* _WHAT TO DO_:
Which lines hold the word "data"? Copy each of them.

────────────────────────────────────────

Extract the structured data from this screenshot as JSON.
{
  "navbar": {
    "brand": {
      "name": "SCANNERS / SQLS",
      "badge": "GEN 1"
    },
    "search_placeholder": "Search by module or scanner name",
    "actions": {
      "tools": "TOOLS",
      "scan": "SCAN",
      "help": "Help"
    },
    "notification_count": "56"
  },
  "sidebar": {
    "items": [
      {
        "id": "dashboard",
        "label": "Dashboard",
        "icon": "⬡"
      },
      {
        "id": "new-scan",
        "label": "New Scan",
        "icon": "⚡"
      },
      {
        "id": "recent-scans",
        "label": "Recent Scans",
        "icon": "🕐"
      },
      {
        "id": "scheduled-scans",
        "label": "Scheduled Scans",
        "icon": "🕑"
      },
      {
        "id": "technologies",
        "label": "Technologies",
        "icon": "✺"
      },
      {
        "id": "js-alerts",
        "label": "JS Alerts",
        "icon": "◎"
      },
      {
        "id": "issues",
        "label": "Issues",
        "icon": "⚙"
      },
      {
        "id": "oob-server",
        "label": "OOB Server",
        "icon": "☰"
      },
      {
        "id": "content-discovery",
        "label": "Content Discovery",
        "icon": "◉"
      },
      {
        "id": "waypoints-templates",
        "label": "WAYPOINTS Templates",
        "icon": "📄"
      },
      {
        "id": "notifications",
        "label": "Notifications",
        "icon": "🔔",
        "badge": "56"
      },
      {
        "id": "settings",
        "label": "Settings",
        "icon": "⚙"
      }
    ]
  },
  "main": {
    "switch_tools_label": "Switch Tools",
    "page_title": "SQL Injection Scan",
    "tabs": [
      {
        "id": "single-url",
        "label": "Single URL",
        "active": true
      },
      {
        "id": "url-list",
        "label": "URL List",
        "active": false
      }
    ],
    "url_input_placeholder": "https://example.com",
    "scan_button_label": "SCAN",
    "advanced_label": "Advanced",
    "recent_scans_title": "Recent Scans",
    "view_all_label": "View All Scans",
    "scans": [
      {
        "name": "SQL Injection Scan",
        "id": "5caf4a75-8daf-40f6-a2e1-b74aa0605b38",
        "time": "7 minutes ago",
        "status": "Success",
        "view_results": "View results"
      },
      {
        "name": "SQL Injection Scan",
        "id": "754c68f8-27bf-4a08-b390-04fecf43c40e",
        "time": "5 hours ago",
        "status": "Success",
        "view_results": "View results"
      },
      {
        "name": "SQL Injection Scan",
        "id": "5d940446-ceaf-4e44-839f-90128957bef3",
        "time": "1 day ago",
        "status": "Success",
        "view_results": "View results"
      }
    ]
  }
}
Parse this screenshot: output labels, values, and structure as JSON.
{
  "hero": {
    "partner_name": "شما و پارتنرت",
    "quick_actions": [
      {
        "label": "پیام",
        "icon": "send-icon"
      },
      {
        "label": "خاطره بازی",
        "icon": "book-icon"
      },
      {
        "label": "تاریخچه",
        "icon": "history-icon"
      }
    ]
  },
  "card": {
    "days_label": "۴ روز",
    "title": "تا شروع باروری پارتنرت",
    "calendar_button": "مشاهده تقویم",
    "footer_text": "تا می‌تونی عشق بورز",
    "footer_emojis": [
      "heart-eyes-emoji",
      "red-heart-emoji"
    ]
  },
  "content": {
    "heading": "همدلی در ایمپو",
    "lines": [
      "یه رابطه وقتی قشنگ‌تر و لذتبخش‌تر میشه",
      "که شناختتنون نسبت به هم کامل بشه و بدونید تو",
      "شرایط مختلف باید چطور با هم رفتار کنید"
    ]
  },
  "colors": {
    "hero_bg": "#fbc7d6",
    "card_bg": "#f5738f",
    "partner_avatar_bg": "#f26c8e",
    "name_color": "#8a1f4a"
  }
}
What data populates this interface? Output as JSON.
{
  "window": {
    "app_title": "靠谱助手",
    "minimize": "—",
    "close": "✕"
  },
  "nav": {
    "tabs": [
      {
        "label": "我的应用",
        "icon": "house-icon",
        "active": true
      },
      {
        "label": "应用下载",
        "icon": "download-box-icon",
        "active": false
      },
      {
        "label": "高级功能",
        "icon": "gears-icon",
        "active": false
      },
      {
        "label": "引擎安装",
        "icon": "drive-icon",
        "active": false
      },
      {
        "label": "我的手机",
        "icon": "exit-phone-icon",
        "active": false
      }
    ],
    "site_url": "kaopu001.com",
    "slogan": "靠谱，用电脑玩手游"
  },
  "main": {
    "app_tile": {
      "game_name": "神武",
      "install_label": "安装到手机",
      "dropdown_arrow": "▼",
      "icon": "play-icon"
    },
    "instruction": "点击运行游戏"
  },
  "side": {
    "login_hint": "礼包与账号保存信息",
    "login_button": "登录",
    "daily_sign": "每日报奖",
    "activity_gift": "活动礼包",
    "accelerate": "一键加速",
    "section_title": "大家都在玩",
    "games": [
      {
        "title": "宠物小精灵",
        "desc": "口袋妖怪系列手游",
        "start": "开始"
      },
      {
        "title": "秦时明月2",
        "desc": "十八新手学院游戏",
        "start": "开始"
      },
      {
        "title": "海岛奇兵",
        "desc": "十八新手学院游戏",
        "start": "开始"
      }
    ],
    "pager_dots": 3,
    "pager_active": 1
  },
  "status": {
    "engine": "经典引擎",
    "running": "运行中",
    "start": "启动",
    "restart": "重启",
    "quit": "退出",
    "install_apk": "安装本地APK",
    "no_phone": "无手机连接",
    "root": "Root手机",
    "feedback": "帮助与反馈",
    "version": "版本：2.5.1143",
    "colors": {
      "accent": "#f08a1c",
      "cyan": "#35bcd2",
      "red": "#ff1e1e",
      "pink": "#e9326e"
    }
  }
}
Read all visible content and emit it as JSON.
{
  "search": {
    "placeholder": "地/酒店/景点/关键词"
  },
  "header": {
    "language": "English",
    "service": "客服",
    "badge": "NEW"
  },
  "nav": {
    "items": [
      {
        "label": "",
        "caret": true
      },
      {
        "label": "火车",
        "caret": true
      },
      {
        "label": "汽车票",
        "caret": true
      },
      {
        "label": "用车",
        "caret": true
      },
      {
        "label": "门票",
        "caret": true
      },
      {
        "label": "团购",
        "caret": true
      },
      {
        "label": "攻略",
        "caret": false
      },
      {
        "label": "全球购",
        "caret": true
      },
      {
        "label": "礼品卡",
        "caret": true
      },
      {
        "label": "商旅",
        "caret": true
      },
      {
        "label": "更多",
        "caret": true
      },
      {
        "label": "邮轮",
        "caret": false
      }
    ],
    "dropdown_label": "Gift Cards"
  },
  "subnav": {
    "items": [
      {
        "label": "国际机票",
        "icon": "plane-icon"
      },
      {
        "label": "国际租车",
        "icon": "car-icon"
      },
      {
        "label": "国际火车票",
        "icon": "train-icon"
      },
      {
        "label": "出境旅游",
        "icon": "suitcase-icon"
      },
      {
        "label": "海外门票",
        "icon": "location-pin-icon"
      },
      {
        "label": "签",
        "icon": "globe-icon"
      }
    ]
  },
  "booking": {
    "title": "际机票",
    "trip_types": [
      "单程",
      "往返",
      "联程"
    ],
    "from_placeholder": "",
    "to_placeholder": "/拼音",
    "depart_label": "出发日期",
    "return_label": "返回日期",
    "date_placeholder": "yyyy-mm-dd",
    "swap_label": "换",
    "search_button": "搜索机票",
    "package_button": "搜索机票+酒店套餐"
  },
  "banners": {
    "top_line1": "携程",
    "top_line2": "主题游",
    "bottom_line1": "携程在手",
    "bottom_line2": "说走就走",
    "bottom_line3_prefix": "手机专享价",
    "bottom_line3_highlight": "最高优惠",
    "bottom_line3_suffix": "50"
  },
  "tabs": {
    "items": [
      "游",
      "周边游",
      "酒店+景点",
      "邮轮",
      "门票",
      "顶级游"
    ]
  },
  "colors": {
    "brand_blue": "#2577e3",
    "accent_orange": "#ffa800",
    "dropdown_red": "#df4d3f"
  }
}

────────────────────────────────────────

* _EXERCISE SOLUTION_:
Extract the structured data from this screenshot as JSON.
What data populates this interface? Output as JSON.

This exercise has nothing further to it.